> _Aim of the task_
Using the records below, filter out every line that lacks "date" and copy the rest.

> _Material provided_
++++++++

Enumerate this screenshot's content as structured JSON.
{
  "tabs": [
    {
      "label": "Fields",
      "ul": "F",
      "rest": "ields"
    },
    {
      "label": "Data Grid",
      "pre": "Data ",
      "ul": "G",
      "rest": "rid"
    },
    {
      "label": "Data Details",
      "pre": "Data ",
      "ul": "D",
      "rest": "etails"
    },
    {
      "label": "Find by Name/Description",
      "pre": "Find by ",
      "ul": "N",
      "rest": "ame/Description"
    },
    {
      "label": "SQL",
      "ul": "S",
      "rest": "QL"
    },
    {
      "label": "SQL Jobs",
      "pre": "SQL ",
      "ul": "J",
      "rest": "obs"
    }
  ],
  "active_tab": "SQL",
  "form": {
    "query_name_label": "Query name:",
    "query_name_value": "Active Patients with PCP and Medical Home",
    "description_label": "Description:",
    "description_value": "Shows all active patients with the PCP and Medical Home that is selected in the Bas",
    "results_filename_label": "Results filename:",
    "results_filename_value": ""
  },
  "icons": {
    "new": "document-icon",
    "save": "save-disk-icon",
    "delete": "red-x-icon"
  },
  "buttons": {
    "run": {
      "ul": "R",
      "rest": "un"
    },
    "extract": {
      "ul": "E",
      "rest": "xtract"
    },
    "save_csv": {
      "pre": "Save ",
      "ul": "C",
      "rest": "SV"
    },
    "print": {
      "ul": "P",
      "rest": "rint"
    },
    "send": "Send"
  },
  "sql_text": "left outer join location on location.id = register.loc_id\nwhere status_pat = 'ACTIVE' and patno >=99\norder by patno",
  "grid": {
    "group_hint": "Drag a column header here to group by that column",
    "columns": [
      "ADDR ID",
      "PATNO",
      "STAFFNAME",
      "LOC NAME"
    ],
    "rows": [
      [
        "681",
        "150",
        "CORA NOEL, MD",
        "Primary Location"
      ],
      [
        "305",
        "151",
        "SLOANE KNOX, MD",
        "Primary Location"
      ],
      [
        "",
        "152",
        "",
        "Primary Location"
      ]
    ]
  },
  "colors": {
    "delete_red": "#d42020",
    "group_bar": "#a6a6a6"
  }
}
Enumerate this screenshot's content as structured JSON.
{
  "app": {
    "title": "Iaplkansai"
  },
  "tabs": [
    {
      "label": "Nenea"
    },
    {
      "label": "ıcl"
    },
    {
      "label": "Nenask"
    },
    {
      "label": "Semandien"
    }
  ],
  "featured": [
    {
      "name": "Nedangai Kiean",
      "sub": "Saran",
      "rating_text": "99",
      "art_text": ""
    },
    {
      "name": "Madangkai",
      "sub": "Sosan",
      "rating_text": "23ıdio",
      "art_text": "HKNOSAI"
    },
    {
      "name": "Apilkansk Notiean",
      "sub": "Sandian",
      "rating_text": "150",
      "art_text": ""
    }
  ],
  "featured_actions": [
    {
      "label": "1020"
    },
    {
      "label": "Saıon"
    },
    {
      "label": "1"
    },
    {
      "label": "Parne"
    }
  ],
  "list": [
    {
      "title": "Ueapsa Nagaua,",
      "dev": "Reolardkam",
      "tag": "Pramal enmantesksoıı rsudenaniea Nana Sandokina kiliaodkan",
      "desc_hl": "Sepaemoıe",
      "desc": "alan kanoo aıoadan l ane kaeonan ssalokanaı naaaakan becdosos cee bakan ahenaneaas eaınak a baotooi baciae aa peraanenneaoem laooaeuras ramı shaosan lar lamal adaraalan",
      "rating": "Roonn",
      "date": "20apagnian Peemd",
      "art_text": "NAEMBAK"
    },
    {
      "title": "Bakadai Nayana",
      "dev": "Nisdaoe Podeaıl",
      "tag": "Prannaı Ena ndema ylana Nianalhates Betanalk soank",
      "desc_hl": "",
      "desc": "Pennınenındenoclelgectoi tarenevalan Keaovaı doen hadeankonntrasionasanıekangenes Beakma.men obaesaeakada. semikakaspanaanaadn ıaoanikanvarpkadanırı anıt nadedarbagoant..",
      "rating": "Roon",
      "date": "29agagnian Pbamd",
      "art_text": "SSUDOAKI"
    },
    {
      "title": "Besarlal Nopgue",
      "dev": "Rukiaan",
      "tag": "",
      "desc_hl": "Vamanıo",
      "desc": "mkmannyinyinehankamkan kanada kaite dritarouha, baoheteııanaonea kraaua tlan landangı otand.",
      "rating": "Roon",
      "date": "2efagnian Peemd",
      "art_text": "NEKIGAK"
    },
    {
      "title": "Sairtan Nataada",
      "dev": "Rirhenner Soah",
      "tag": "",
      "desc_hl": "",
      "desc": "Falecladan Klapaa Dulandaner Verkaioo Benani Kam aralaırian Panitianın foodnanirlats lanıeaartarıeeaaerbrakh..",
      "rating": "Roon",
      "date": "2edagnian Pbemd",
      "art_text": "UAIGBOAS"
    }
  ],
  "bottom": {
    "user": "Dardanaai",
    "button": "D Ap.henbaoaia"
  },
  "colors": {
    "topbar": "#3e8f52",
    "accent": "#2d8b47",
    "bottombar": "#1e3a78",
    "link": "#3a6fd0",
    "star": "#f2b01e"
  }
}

++++++++

> _Task result_
      "date": "20apagnian Peemd",
      "date": "29agagnian Pbamd",
      "date": "2efagnian Peemd",
      "date": "2edagnian Pbemd",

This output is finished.